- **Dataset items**
■ ■ ■

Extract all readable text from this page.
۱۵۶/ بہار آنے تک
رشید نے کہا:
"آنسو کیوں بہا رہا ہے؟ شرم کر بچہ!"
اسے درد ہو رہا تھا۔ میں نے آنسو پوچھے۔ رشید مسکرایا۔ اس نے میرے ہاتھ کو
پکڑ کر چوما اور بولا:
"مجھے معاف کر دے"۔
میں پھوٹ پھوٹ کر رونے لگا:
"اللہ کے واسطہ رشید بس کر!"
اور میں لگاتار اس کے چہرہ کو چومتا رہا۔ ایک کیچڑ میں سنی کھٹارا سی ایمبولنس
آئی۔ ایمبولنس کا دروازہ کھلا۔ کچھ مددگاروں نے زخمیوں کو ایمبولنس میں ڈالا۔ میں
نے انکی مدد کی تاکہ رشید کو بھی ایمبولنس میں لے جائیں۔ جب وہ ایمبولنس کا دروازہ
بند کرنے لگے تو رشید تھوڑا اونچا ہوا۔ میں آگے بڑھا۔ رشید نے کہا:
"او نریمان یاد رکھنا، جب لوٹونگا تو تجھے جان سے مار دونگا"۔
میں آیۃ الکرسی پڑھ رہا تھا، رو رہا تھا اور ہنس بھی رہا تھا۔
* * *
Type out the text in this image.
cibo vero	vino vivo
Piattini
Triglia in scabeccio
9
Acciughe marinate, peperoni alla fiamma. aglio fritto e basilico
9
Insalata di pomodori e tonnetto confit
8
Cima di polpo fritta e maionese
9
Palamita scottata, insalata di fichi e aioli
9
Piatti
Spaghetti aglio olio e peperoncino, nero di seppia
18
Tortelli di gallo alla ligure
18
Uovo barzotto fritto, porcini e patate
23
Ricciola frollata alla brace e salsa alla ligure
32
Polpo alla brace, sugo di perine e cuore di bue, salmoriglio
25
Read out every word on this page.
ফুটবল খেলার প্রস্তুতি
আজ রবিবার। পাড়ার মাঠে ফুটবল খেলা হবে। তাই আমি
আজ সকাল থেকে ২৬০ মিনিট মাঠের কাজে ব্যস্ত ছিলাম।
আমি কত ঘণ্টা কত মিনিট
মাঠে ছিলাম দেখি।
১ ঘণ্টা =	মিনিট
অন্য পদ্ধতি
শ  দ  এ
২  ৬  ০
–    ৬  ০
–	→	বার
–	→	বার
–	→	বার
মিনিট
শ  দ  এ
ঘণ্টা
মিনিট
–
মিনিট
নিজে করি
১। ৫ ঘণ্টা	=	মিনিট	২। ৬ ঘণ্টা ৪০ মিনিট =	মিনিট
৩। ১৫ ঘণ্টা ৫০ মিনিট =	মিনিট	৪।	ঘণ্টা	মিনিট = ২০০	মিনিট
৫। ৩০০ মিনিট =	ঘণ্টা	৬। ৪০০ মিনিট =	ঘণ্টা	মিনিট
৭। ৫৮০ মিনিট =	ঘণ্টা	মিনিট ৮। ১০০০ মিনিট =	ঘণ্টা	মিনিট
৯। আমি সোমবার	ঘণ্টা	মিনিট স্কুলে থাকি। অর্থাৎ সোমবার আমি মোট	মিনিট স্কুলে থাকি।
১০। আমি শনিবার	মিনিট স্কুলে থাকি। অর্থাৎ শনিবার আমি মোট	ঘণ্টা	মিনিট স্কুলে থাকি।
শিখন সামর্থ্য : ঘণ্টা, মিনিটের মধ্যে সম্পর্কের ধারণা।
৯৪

■ ■ ■

- **Task brief**
Write out the full listing exactly as given.

- **Final answer**
Extract all readable text from this page.
۱۵۶/ بہار آنے تک
رشید نے کہا:
"آنسو کیوں بہا رہا ہے؟ شرم کر بچہ!"
اسے درد ہو رہا تھا۔ میں نے آنسو پوچھے۔ رشید مسکرایا۔ اس نے میرے ہاتھ کو
پکڑ کر چوما اور بولا:
"مجھے معاف کر دے"۔
میں پھوٹ پھوٹ کر رونے لگا:
"اللہ کے واسطہ رشید بس کر!"
اور میں لگاتار اس کے چہرہ کو چومتا رہا۔ ایک کیچڑ میں سنی کھٹارا سی ایمبولنس
آئی۔ ایمبولنس کا دروازہ کھلا۔ کچھ مددگاروں نے زخمیوں کو ایمبولنس میں ڈالا۔ میں
نے انکی مدد کی تاکہ رشید کو بھی ایمبولنس میں لے جائیں۔ جب وہ ایمبولنس کا دروازہ
بند کرنے لگے تو رشید تھوڑا اونچا ہوا۔ میں آگے بڑھا۔ رشید نے کہا:
"او نریمان یاد رکھنا، جب لوٹونگا تو تجھے جان سے مار دونگا"۔
میں آیۃ الکرسی پڑھ رہا تھا، رو رہا تھا اور ہنس بھی رہا تھا۔
* * *
Type out the text in this image.
cibo vero	vino vivo
Piattini
Triglia in scabeccio
9
Acciughe marinate, peperoni alla fiamma. aglio fritto e basilico
9
Insalata di pomodori e tonnetto confit
8
Cima di polpo fritta e maionese
9
Palamita scottata, insalata di fichi e aioli
9
Piatti
Spaghetti aglio olio e peperoncino, nero di seppia
18
Tortelli di gallo alla ligure
18
Uovo barzotto fritto, porcini e patate
23
Ricciola frollata alla brace e salsa alla ligure
32
Polpo alla brace, sugo di perine e cuore di bue, salmoriglio
25
Read out every word on this page.
ফুটবল খেলার প্রস্তুতি
আজ রবিবার। পাড়ার মাঠে ফুটবল খেলা হবে। তাই আমি
আজ সকাল থেকে ২৬০ মিনিট মাঠের কাজে ব্যস্ত ছিলাম।
আমি কত ঘণ্টা কত মিনিট
মাঠে ছিলাম দেখি।
১ ঘণ্টা =	মিনিট
অন্য পদ্ধতি
শ  দ  এ
২  ৬  ০
–    ৬  ০
–	→	বার
–	→	বার
–	→	বার
মিনিট
শ  দ  এ
ঘণ্টা
মিনিট
–
মিনিট
নিজে করি
১। ৫ ঘণ্টা	=	মিনিট	২। ৬ ঘণ্টা ৪০ মিনিট =	মিনিট
৩। ১৫ ঘণ্টা ৫০ মিনিট =	মিনিট	৪।	ঘণ্টা	মিনিট = ২০০	মিনিট
৫। ৩০০ মিনিট =	ঘণ্টা	৬। ৪০০ মিনিট =	ঘণ্টা	মিনিট
৭। ৫৮০ মিনিট =	ঘণ্টা	মিনিট ৮। ১০০০ মিনিট =	ঘণ্টা	মিনিট
৯। আমি সোমবার	ঘণ্টা	মিনিট স্কুলে থাকি। অর্থাৎ সোমবার আমি মোট	মিনিট স্কুলে থাকি।
১০। আমি শনিবার	মিনিট স্কুলে থাকি। অর্থাৎ শনিবার আমি মোট	ঘণ্টা	মিনিট স্কুলে থাকি।
শিখন সামর্থ্য : ঘণ্টা, মিনিটের মধ্যে সম্পর্কের ধারণা।
৯৪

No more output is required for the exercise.